**AIM OF THE EXERCISE:**
Extract every line that contains the string "Resources".

**SUPPLIED DATA:**
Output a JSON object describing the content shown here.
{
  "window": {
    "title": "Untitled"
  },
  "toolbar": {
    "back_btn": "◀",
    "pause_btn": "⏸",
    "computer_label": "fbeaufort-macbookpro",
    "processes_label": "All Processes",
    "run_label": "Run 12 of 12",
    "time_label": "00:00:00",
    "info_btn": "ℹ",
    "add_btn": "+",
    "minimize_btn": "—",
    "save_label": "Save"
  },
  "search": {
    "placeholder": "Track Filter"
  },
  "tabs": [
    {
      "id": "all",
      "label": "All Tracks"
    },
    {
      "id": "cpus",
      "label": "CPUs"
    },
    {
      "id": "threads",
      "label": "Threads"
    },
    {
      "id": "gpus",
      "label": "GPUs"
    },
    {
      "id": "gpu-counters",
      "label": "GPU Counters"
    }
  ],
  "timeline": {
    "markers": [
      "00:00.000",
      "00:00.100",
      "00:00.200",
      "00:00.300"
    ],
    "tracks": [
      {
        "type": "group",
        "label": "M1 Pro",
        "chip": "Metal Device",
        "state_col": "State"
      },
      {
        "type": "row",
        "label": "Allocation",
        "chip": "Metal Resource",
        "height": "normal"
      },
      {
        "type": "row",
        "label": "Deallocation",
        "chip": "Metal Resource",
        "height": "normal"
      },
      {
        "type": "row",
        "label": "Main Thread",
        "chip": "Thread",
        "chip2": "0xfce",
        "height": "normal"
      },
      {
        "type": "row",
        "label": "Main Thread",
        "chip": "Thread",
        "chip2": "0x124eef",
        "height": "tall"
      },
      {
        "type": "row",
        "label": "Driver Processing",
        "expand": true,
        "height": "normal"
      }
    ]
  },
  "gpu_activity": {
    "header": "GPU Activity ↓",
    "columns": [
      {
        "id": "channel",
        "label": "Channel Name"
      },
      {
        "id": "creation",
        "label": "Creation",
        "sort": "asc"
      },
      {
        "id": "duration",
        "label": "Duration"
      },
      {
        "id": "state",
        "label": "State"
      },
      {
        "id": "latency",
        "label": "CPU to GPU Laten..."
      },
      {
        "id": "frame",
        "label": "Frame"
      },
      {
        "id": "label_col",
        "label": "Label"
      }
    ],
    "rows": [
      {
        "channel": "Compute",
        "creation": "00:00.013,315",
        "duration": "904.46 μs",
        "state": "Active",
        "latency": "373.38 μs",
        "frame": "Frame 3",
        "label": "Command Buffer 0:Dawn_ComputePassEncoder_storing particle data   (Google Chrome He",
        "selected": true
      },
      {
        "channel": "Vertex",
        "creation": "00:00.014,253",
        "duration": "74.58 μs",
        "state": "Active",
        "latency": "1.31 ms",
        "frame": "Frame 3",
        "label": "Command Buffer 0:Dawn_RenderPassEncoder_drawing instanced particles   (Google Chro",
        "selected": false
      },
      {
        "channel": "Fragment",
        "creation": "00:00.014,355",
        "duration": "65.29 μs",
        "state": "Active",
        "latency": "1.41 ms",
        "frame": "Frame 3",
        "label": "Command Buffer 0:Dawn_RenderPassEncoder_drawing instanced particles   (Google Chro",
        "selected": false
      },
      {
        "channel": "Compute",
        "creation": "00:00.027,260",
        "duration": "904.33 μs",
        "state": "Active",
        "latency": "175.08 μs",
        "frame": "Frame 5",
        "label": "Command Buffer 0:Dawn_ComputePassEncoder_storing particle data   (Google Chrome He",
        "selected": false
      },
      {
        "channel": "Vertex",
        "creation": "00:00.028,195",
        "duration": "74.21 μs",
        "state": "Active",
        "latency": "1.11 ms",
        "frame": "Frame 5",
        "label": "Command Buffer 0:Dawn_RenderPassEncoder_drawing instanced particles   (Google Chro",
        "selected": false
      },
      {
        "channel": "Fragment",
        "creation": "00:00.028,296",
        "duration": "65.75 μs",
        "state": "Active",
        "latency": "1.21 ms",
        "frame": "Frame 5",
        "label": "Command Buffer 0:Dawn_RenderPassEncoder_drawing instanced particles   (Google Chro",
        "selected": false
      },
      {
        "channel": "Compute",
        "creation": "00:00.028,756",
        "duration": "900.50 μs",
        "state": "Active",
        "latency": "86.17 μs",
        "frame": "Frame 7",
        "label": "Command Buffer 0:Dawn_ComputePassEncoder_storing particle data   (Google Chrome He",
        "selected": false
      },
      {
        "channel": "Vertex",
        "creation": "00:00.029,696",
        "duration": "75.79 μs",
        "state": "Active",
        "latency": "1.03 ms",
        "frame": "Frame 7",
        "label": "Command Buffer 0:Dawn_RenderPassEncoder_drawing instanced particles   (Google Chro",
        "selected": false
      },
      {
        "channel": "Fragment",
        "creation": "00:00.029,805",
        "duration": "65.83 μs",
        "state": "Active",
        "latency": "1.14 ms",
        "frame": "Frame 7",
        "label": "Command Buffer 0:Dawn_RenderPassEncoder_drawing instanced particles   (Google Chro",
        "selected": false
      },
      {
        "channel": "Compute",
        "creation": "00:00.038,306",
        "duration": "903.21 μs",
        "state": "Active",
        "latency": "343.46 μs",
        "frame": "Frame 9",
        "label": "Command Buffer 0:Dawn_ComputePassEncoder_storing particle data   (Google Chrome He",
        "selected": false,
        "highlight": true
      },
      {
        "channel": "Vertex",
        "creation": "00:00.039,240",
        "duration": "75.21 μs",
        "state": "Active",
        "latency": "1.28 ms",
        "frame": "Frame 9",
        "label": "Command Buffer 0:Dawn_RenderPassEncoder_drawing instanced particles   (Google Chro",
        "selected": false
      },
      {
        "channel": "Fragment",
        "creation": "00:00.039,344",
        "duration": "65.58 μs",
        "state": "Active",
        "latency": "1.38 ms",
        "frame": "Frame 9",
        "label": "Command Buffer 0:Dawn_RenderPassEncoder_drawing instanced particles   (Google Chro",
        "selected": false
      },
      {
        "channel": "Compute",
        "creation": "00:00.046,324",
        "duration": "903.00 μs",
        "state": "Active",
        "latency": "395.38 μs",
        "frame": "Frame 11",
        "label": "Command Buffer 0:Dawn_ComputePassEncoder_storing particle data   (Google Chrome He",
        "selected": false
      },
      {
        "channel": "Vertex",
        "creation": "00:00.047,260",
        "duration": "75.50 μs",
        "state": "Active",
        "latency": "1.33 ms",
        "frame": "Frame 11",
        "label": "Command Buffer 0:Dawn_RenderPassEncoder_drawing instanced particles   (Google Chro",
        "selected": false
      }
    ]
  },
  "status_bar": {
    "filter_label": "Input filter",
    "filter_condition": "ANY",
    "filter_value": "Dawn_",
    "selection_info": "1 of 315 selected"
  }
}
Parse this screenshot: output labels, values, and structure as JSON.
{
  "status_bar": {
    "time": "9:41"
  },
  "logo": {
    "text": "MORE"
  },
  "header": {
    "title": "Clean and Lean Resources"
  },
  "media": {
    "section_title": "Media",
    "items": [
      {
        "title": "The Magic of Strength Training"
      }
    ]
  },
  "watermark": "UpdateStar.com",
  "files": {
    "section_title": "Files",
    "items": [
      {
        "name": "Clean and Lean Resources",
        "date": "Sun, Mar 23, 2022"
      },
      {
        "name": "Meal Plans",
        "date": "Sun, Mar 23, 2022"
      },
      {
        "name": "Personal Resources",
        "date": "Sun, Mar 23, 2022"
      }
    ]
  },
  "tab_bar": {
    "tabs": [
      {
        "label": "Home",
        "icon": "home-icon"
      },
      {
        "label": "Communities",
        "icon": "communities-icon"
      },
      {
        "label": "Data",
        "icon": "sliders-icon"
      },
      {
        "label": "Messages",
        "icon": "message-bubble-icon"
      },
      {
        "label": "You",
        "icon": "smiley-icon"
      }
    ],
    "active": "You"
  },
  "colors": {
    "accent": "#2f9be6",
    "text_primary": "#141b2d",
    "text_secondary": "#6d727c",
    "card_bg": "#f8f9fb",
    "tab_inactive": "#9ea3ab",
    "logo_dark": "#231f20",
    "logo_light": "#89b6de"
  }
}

**FINAL RESULT:**
    "title": "Clean and Lean Resources"
        "name": "Clean and Lean Resources",
        "name": "Personal Resources",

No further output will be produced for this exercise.